* BEGIN PROVIDED DATA *

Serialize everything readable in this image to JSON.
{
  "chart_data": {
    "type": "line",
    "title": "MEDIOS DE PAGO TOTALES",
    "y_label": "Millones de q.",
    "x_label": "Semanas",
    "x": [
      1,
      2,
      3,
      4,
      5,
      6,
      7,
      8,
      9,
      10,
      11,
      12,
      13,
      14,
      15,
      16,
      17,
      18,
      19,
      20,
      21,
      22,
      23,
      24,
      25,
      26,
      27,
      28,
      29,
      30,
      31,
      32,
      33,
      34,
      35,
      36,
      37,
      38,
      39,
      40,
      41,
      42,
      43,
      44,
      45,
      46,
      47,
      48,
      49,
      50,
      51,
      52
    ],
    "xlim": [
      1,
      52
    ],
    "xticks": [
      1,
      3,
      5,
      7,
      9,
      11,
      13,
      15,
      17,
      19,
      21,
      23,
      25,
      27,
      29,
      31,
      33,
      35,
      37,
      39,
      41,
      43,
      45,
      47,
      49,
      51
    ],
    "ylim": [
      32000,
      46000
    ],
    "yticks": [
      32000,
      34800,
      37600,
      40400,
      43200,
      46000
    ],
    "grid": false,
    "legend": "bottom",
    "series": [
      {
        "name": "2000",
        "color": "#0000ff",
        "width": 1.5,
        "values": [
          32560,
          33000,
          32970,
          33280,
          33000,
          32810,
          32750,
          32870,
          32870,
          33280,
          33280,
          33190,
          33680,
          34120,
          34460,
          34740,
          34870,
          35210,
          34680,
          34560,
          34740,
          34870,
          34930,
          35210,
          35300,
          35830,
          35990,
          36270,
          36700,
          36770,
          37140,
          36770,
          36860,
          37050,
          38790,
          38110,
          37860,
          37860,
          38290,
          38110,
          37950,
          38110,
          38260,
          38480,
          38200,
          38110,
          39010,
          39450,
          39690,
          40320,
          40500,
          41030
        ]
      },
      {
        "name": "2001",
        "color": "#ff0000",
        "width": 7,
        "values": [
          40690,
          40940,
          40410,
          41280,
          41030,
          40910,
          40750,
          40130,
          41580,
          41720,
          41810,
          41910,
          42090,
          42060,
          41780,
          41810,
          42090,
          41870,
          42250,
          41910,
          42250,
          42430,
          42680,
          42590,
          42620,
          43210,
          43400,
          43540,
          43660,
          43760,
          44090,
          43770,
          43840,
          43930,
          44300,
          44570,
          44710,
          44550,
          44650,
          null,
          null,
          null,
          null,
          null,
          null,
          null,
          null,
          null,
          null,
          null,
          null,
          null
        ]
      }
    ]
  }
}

* END PROVIDED DATA *

**AIM**
Write every line of the material above again, exactly.

**EXPECTED ANSWER**
Serialize everything readable in this image to JSON.
{
  "chart_data": {
    "type": "line",
    "title": "MEDIOS DE PAGO TOTALES",
    "y_label": "Millones de q.",
    "x_label": "Semanas",
    "x": [
      1,
      2,
      3,
      4,
      5,
      6,
      7,
      8,
      9,
      10,
      11,
      12,
      13,
      14,
      15,
      16,
      17,
      18,
      19,
      20,
      21,
      22,
      23,
      24,
      25,
      26,
      27,
      28,
      29,
      30,
      31,
      32,
      33,
      34,
      35,
      36,
      37,
      38,
      39,
      40,
      41,
      42,
      43,
      44,
      45,
      46,
      47,
      48,
      49,
      50,
      51,
      52
    ],
    "xlim": [
      1,
      52
    ],
    "xticks": [
      1,
      3,
      5,
      7,
      9,
      11,
      13,
      15,
      17,
      19,
      21,
      23,
      25,
      27,
      29,
      31,
      33,
      35,
      37,
      39,
      41,
      43,
      45,
      47,
      49,
      51
    ],
    "ylim": [
      32000,
      46000
    ],
    "yticks": [
      32000,
      34800,
      37600,
      40400,
      43200,
      46000
    ],
    "grid": false,
    "legend": "bottom",
    "series": [
      {
        "name": "2000",
        "color": "#0000ff",
        "width": 1.5,
        "values": [
          32560,
          33000,
          32970,
          33280,
          33000,
          32810,
          32750,
          32870,
          32870,
          33280,
          33280,
          33190,
          33680,
          34120,
          34460,
          34740,
          34870,
          35210,
          34680,
          34560,
          34740,
          34870,
          34930,
          35210,
          35300,
          35830,
          35990,
          36270,
          36700,
          36770,
          37140,
          36770,
          36860,
          37050,
          38790,
          38110,
          37860,
          37860,
          38290,
          38110,
          37950,
          38110,
          38260,
          38480,
          38200,
          38110,
          39010,
          39450,
          39690,
          40320,
          40500,
          41030
        ]
      },
      {
        "name": "2001",
        "color": "#ff0000",
        "width": 7,
        "values": [
          40690,
          40940,
          40410,
          41280,
          41030,
          40910,
          40750,
          40130,
          41580,
          41720,
          41810,
          41910,
          42090,
          42060,
          41780,
          41810,
          42090,
          41870,
          42250,
          41910,
          42250,
          42430,
          42680,
          42590,
          42620,
          43210,
          43400,
          43540,
          43660,
          43760,
          44090,
          43770,
          43840,
          43930,
          44300,
          44570,
          44710,
          44550,
          44650,
          null,
          null,
          null,
          null,
          null,
          null,
          null,
          null,
          null,
          null,
          null,
          null,
          null
        ]
      }
    ]
  }
}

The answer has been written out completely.